[The problem] List the lines of this listing that hold the word "JSON".

Records from a data source:

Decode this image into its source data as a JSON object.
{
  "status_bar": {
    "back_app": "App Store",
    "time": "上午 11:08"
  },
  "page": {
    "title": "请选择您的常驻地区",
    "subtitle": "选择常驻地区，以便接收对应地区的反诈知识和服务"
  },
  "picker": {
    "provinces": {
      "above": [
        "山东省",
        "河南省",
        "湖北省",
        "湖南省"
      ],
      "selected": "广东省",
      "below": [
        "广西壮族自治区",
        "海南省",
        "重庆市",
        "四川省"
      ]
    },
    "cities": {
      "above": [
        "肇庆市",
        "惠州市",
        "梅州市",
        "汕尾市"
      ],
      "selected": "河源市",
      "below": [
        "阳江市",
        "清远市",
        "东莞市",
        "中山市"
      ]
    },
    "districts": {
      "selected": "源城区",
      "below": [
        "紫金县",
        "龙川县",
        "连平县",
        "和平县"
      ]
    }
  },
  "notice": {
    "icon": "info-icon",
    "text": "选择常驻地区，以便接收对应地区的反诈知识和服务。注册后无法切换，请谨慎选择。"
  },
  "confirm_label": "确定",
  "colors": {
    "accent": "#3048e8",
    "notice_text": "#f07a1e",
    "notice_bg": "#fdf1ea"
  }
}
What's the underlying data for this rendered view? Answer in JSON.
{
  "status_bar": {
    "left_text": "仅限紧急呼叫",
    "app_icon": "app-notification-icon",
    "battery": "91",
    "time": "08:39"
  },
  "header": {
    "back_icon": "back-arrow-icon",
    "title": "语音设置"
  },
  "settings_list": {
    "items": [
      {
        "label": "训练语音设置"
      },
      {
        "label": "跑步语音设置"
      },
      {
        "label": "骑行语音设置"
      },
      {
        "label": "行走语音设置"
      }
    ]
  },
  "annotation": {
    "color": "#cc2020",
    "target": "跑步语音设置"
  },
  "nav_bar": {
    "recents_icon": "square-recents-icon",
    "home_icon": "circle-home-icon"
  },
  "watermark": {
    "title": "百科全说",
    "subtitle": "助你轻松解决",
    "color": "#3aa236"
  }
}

[Response to the task]
Decode this image into its source data as a JSON object.
What's the underlying data for this rendered view? Answer in JSON.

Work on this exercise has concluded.